» To do: Repeat the listing that follows exactly. Pictures are not part of the copy.

» Task input:
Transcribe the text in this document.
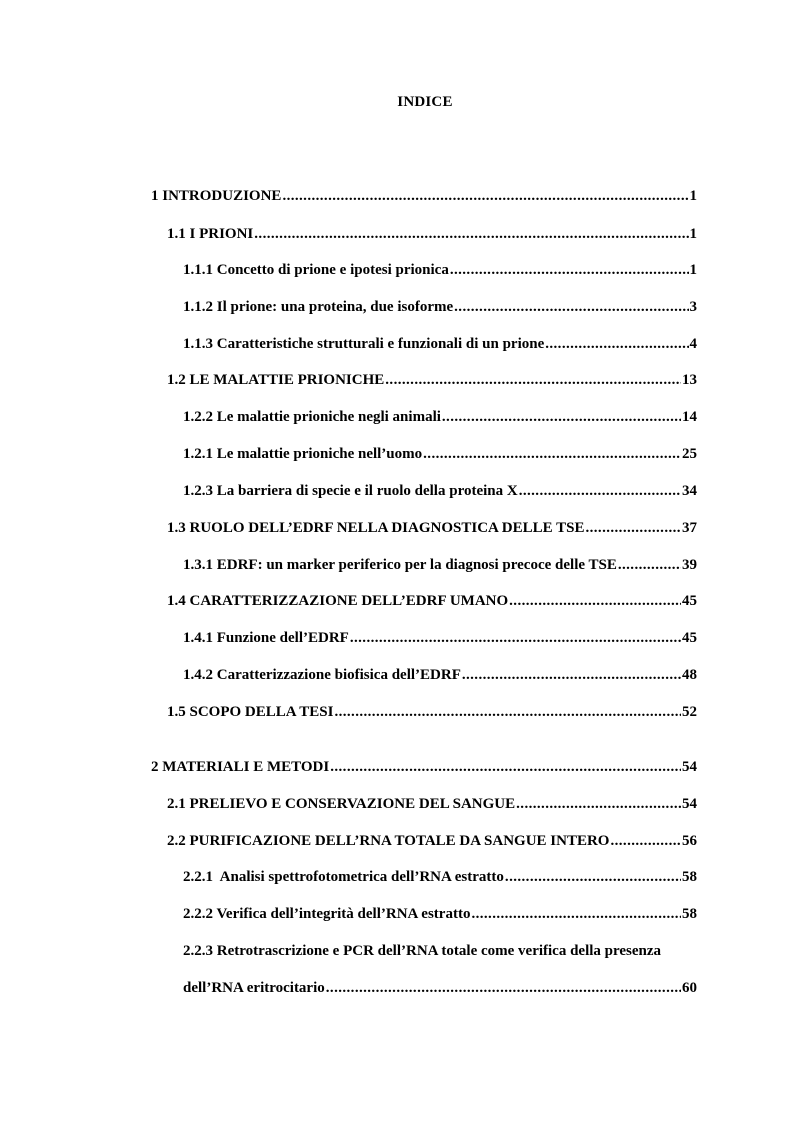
INDICE
1 INTRODUZIONE .....	1
1.1 I PRIONI .....	1
1.1.1 Concetto di prione e ipotesi prionica .....	1
1.1.2 Il prione: una proteina, due isoforme .....	3
1.1.3 Caratteristiche strutturali e funzionali di un prione .....	4
1.2 LE MALATTIE PRIONICHE .....	13
1.2.2 Le malattie prioniche negli animali .....	14
1.2.1 Le malattie prioniche nell’uomo .....	25
1.2.3 La barriera di specie e il ruolo della proteina X .....	34
1.3 RUOLO DELL’EDRF NELLA DIAGNOSTICA DELLE TSE .....	37
1.3.1 EDRF: un marker periferico per la diagnosi precoce delle TSE .....	39
1.4 CARATTERIZZAZIONE DELL’EDRF UMANO .....	45
1.4.1 Funzione dell’EDRF .....	45
1.4.2 Caratterizzazione biofisica dell’EDRF .....	48
1.5 SCOPO DELLA TESI .....	52
2 MATERIALI E METODI .....	54
2.1 PRELIEVO E CONSERVAZIONE DEL SANGUE .....	54
2.2 PURIFICAZIONE DELL’RNA TOTALE DA SANGUE INTERO .....	56
2.2.1  Analisi spettrofotometrica dell’RNA estratto .....	58
2.2.2 Verifica dell’integrità dell’RNA estratto .....	58
2.2.3 Retrotrascrizione e PCR dell’RNA totale come verifica della presenza
dell’RNA eritrocitario .....	60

» Exercise response:
Transcribe the text in this document.
INDICE
1 INTRODUZIONE .....	1
1.1 I PRIONI .....	1
1.1.1 Concetto di prione e ipotesi prionica .....	1
1.1.2 Il prione: una proteina, due isoforme .....	3
1.1.3 Caratteristiche strutturali e funzionali di un prione .....	4
1.2 LE MALATTIE PRIONICHE .....	13
1.2.2 Le malattie prioniche negli animali .....	14
1.2.1 Le malattie prioniche nell’uomo .....	25
1.2.3 La barriera di specie e il ruolo della proteina X .....	34
1.3 RUOLO DELL’EDRF NELLA DIAGNOSTICA DELLE TSE .....	37
1.3.1 EDRF: un marker periferico per la diagnosi precoce delle TSE .....	39
1.4 CARATTERIZZAZIONE DELL’EDRF UMANO .....	45
1.4.1 Funzione dell’EDRF .....	45
1.4.2 Caratterizzazione biofisica dell’EDRF .....	48
1.5 SCOPO DELLA TESI .....	52
2 MATERIALI E METODI .....	54
2.1 PRELIEVO E CONSERVAZIONE DEL SANGUE .....	54
2.2 PURIFICAZIONE DELL’RNA TOTALE DA SANGUE INTERO .....	56
2.2.1  Analisi spettrofotometrica dell’RNA estratto .....	58
2.2.2 Verifica dell’integrità dell’RNA estratto .....	58
2.2.3 Retrotrascrizione e PCR dell’RNA totale come verifica della presenza
dell’RNA eritrocitario .....	60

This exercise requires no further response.